_Problem description:_ Read the records below and copy each line that contains "przerywanej".

_Stored entries:_
------------------------------------
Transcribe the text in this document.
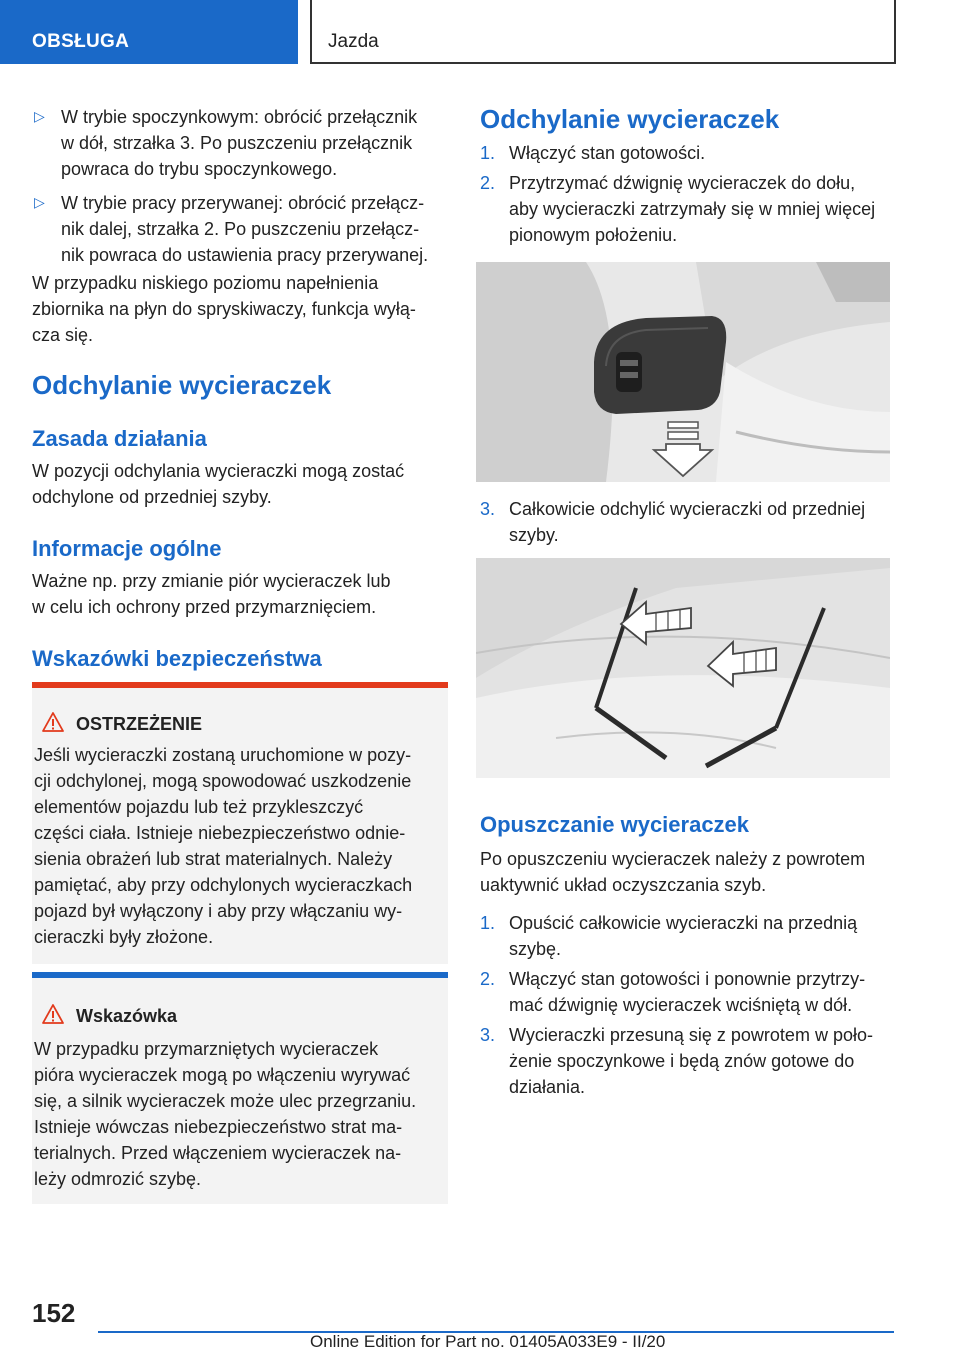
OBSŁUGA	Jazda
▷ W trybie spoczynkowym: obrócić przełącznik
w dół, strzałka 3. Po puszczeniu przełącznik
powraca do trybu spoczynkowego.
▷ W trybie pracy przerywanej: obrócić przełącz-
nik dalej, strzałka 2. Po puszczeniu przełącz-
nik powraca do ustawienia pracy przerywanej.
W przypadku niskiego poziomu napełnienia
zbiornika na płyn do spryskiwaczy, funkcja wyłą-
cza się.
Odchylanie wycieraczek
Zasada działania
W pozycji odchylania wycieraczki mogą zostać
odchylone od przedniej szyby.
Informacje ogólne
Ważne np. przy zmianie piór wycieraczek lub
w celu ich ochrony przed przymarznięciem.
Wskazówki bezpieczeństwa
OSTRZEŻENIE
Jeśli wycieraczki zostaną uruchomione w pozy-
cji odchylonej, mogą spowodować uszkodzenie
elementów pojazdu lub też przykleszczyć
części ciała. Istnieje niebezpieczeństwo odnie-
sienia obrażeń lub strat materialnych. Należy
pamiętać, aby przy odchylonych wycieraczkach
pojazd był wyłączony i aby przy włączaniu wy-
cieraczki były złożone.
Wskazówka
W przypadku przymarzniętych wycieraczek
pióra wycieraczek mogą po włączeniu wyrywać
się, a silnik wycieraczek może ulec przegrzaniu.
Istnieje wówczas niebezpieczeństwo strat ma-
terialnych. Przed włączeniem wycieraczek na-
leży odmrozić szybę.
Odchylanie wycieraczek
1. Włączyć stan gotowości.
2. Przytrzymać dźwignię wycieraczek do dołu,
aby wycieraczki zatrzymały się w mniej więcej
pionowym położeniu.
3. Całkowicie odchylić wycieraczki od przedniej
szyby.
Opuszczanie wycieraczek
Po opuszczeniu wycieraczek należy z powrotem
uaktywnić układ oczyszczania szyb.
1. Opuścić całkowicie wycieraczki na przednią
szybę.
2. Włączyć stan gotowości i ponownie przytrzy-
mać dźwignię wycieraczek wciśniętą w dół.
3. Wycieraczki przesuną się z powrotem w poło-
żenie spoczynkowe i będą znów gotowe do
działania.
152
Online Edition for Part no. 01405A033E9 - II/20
------------------------------------
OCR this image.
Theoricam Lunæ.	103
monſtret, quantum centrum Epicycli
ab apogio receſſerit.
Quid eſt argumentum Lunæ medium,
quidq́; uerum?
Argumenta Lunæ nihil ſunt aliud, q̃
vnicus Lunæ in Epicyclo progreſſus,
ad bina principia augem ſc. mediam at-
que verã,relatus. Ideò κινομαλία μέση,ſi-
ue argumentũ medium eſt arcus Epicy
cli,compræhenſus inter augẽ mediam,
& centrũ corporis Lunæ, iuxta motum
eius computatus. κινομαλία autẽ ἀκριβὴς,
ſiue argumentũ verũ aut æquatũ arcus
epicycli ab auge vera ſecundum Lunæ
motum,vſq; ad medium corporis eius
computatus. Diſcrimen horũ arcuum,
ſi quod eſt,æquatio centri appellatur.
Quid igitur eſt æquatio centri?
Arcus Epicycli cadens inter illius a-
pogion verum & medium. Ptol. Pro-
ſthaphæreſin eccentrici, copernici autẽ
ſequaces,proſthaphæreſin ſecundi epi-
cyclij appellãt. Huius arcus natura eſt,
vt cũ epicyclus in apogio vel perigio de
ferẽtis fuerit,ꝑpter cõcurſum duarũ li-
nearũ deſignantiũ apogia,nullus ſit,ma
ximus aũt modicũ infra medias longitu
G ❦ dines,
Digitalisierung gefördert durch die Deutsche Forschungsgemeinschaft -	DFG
------------------------------------
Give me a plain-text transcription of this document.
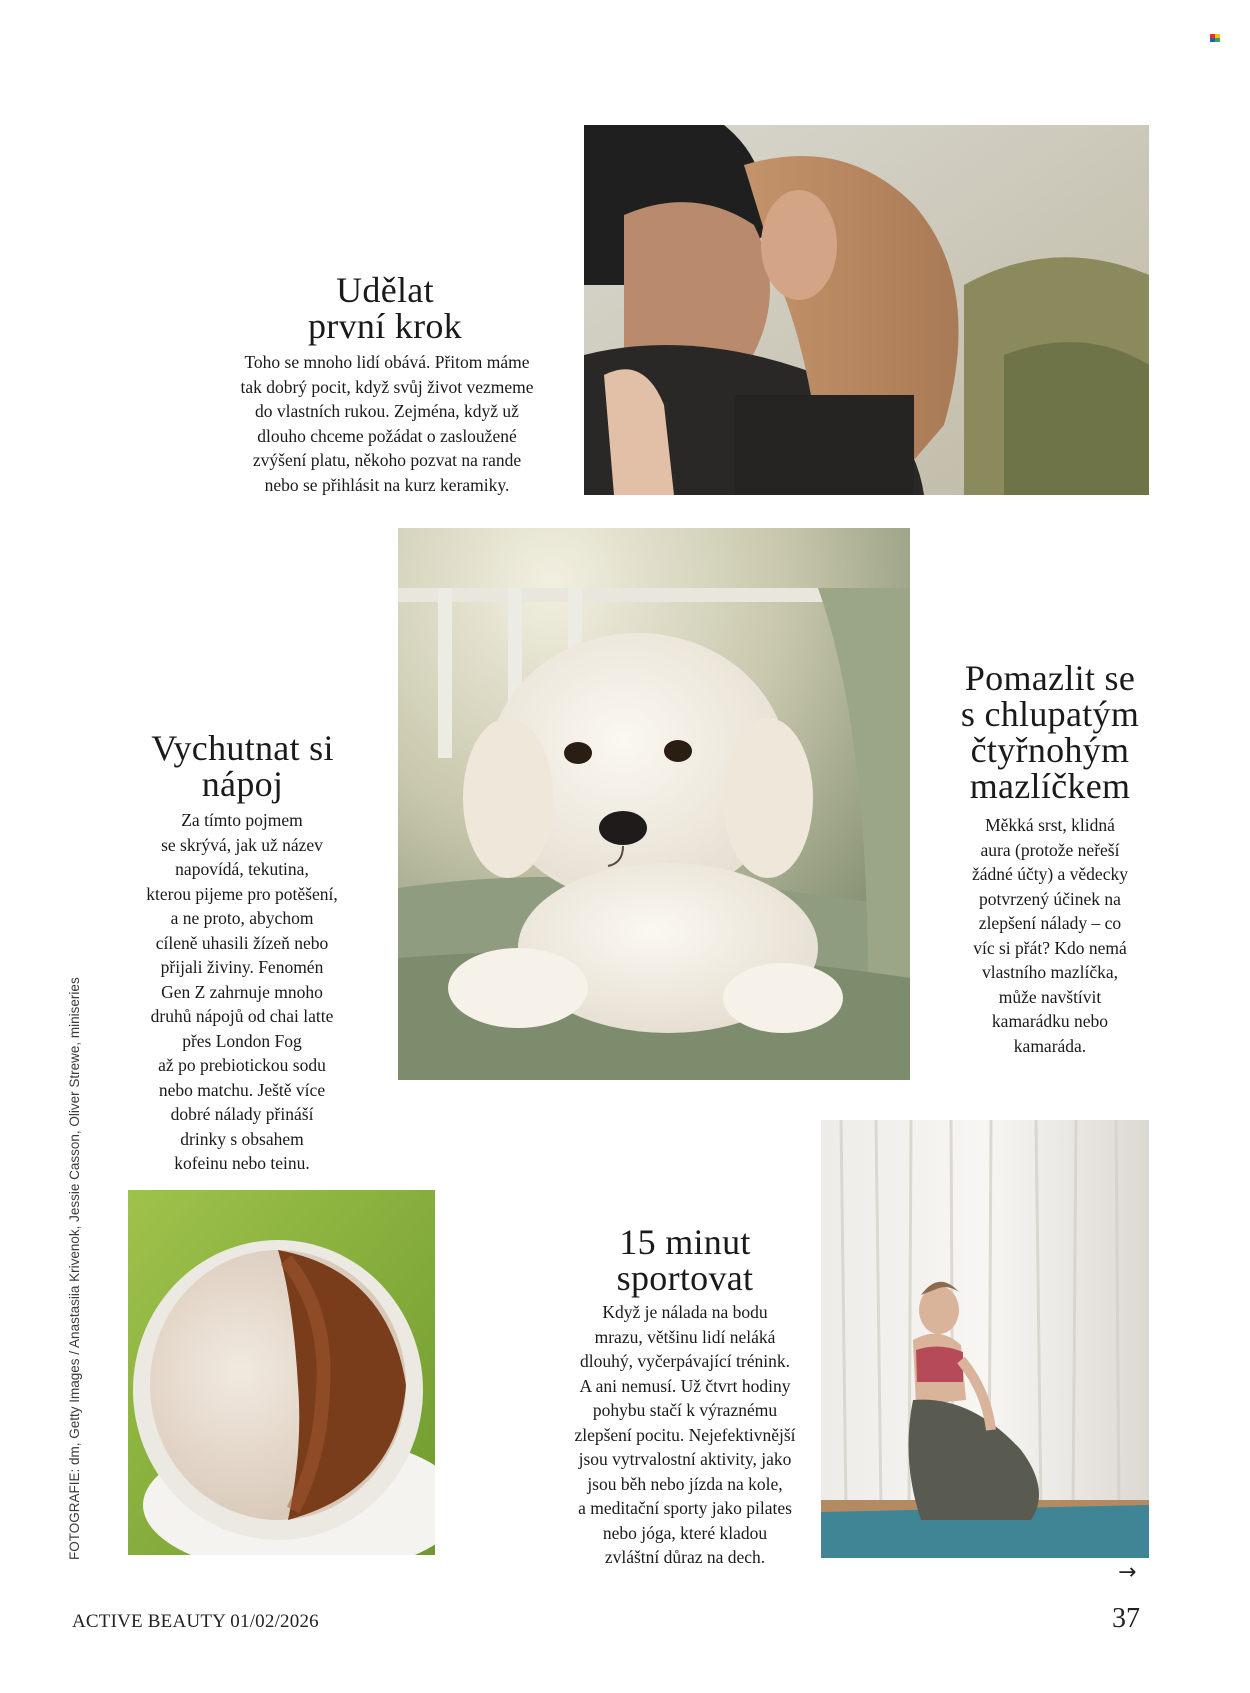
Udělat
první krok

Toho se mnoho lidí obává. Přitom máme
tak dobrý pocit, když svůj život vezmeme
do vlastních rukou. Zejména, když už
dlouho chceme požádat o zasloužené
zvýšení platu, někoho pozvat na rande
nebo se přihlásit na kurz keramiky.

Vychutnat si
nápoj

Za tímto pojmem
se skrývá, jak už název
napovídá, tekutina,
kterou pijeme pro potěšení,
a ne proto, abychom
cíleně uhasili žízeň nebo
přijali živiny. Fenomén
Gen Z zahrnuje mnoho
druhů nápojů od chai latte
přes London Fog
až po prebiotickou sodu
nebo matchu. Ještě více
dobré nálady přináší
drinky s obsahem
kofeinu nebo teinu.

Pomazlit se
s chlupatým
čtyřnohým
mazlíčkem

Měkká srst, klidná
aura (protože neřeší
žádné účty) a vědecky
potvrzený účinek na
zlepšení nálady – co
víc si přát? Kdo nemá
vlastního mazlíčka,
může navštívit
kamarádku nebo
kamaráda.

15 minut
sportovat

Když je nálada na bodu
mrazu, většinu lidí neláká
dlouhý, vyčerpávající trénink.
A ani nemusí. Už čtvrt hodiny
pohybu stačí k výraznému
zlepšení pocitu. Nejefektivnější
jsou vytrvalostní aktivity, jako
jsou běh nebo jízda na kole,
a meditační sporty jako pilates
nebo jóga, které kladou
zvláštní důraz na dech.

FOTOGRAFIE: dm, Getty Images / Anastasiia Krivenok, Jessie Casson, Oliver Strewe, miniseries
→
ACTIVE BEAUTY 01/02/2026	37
------------------------------------
_Exercise response:_
▷ W trybie pracy przerywanej: obrócić przełącz-
nik powraca do ustawienia pracy przerywanej.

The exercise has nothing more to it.